» **Consigna a**: Según el fragmento sobre la elección imperial de Carlos V, ¿por qué pudo Jacob Fugger alardear con cierta razón de que Carlos V había sido nombrado emperador gracias a su apoyo?

» **Fragmento proporcionado**:
^^^^
Y así se llegó a la solemne votación imperial en Frankfurt, reunidos los Príncipes Electores en el coro de la iglesia de San Bartolomé, el 28 de junio de 1519, bajo la presidencia del arzobispo de Maguncia.

Iniciada la votación pública, el arzobispo de Maguncia preguntó al de Tréveris cuál era su candidato. Consciente de la importancia de su gesto, el arzobispo de Tréveris se alzó para proclamar que su elegido era el archiduque de Austria, Carlos, señor de Borgoña y rey de España y de Nápoles. Y así, sucesivamente, los demás Príncipes Electores le apoyaron con su voto8.

De esa forma Carlos de Gante, Carlos de España, se convertía ya para siempre en el Carlos V que conocería la Historia.

Un nuevo emperador pronto popular en toda Alemania, como lo atestiguan las canciones que entonces se coreaban, para pedir al elector sajón que se inclinase a su favor:

Ich hoff, die Sach soll werden gut, so Carolus, das edel Plut,

die Sach tut für sich nehmen.

Versos de difícil traducción, que libremente podrían entenderse así:

Confío en que el Sajón lo hará bien y así Carolus, el excelente noble, el sajón, lo hará su candidato9.

No fue poco el gasto provocado por la elección imperial. Hubo que hacer regios presentes a la mayoría de los Príncipes Electores. El del Palatinado fue el que se llevó la mejor parte, con 139.000 florines de oro, siguiéndole el arzobispo de Maguncia con 103.000. Pero también hubo que cortejar a los consejeros de los Príncipes, y a las ciudades imperiales, para crear un ambiente favorable a Carlos V. De esa forma, las sumas empleadas fueron aumentando, hasta llegar a cerca de los 850.000 florines10.

Un gasto tan fuerte y en tan solo unos meses obligó al procedimiento del préstamo pedido a banqueros italianos, de Florencia y Génova, pero sobre todo a los alemanes Welser y Fugger, en esta cuantía:

Como se ve, la casa Fugger de Augsburgo aportó ella sola algo más de la mitad del préstamo total concedido por los banqueros italianos y alemanes a Carlos V. Con cierta razón pudo alardear Jacob Fugger de que gracias a su apoyo Carlos V había sido nombrado emperador.

Ahora bien, supo resarcirse. En 1525 la Casa Fugger obtenía, durante tres años, las rentas de las Órdenes Militares, debiendo pagar 50 millones de maravedíes anuales, aunque cobrándose de ellos 25 millones, como parte de la deuda de la Corona.
^^^^
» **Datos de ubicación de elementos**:
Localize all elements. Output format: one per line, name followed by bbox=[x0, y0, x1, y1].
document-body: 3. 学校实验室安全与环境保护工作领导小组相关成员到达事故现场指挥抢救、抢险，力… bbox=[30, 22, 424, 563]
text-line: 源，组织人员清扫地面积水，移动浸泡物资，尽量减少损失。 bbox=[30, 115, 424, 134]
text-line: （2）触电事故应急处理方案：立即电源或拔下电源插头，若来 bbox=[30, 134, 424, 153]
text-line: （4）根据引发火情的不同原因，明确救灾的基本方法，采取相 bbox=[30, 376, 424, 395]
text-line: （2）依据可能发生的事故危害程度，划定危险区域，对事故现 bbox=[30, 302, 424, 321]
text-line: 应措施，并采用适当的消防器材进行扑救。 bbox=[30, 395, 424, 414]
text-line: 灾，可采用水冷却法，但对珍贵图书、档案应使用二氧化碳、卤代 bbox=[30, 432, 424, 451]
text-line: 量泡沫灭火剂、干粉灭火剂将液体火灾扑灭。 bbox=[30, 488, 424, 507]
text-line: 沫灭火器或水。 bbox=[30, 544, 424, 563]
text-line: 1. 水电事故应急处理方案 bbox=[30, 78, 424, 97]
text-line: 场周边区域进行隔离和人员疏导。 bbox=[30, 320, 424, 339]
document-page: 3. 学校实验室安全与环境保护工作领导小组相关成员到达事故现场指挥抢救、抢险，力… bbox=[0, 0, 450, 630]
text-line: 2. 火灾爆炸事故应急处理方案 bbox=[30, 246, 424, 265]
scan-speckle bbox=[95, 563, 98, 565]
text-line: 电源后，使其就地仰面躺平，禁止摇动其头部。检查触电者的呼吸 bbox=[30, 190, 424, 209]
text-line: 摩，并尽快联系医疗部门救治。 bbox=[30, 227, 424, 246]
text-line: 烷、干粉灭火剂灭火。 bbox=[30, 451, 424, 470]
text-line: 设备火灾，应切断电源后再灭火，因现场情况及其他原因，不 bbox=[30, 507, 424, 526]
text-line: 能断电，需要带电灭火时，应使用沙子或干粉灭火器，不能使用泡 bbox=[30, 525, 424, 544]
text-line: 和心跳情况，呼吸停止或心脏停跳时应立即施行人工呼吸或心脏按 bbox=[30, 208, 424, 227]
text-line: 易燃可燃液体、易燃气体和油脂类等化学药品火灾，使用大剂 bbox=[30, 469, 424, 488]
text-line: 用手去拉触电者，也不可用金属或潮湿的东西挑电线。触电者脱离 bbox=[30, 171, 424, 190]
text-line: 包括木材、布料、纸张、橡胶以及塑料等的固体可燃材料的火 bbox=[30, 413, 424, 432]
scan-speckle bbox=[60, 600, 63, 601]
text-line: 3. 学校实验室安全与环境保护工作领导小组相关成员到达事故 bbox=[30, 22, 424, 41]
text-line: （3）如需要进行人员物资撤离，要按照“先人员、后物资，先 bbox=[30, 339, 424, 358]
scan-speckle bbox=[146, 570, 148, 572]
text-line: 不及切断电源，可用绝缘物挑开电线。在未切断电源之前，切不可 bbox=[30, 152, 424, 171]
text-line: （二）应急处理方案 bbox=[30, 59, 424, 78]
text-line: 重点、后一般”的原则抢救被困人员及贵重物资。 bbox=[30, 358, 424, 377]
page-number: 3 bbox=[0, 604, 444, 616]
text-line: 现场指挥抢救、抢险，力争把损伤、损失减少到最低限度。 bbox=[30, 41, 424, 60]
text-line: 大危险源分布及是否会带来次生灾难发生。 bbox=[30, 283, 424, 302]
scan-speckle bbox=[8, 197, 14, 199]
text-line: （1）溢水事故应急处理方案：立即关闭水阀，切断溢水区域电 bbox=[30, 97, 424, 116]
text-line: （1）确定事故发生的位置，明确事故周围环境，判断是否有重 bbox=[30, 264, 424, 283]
^^^^
» **Consigna b**: Copia tal cual las líneas de los registros desde el inicio hasta la línea que contiene "339, 424, 358]", esta incluida.

» **Respuesta a**: Porque la casa Fugger de Augsburgo aportó ella sola algo más de la mitad del préstamo total que los banqueros italianos y alemanes concedieron a Carlos V para cubrir el gasto de la elección imperial.

» **Respuesta b**:
Localize all elements. Output format: one per line, name followed by bbox=[x0, y0, x1, y1].
document-body: 3. 学校实验室安全与环境保护工作领导小组相关成员到达事故现场指挥抢救、抢险，力… bbox=[30, 22, 424, 563]
text-line: 源，组织人员清扫地面积水，移动浸泡物资，尽量减少损失。 bbox=[30, 115, 424, 134]
text-line: （2）触电事故应急处理方案：立即电源或拔下电源插头，若来 bbox=[30, 134, 424, 153]
text-line: （4）根据引发火情的不同原因，明确救灾的基本方法，采取相 bbox=[30, 376, 424, 395]
text-line: （2）依据可能发生的事故危害程度，划定危险区域，对事故现 bbox=[30, 302, 424, 321]
text-line: 应措施，并采用适当的消防器材进行扑救。 bbox=[30, 395, 424, 414]
text-line: 灾，可采用水冷却法，但对珍贵图书、档案应使用二氧化碳、卤代 bbox=[30, 432, 424, 451]
text-line: 量泡沫灭火剂、干粉灭火剂将液体火灾扑灭。 bbox=[30, 488, 424, 507]
text-line: 沫灭火器或水。 bbox=[30, 544, 424, 563]
text-line: 1. 水电事故应急处理方案 bbox=[30, 78, 424, 97]
text-line: 场周边区域进行隔离和人员疏导。 bbox=[30, 320, 424, 339]
document-page: 3. 学校实验室安全与环境保护工作领导小组相关成员到达事故现场指挥抢救、抢险，力… bbox=[0, 0, 450, 630]
text-line: 2. 火灾爆炸事故应急处理方案 bbox=[30, 246, 424, 265]
scan-speckle bbox=[95, 563, 98, 565]
text-line: 电源后，使其就地仰面躺平，禁止摇动其头部。检查触电者的呼吸 bbox=[30, 190, 424, 209]
text-line: 摩，并尽快联系医疗部门救治。 bbox=[30, 227, 424, 246]
text-line: 烷、干粉灭火剂灭火。 bbox=[30, 451, 424, 470]
text-line: 设备火灾，应切断电源后再灭火，因现场情况及其他原因，不 bbox=[30, 507, 424, 526]
text-line: 能断电，需要带电灭火时，应使用沙子或干粉灭火器，不能使用泡 bbox=[30, 525, 424, 544]
text-line: 和心跳情况，呼吸停止或心脏停跳时应立即施行人工呼吸或心脏按 bbox=[30, 208, 424, 227]
text-line: 易燃可燃液体、易燃气体和油脂类等化学药品火灾，使用大剂 bbox=[30, 469, 424, 488]
text-line: 用手去拉触电者，也不可用金属或潮湿的东西挑电线。触电者脱离 bbox=[30, 171, 424, 190]
text-line: 包括木材、布料、纸张、橡胶以及塑料等的固体可燃材料的火 bbox=[30, 413, 424, 432]
scan-speckle bbox=[60, 600, 63, 601]
text-line: 3. 学校实验室安全与环境保护工作领导小组相关成员到达事故 bbox=[30, 22, 424, 41]
text-line: （3）如需要进行人员物资撤离，要按照“先人员、后物资，先 bbox=[30, 339, 424, 358]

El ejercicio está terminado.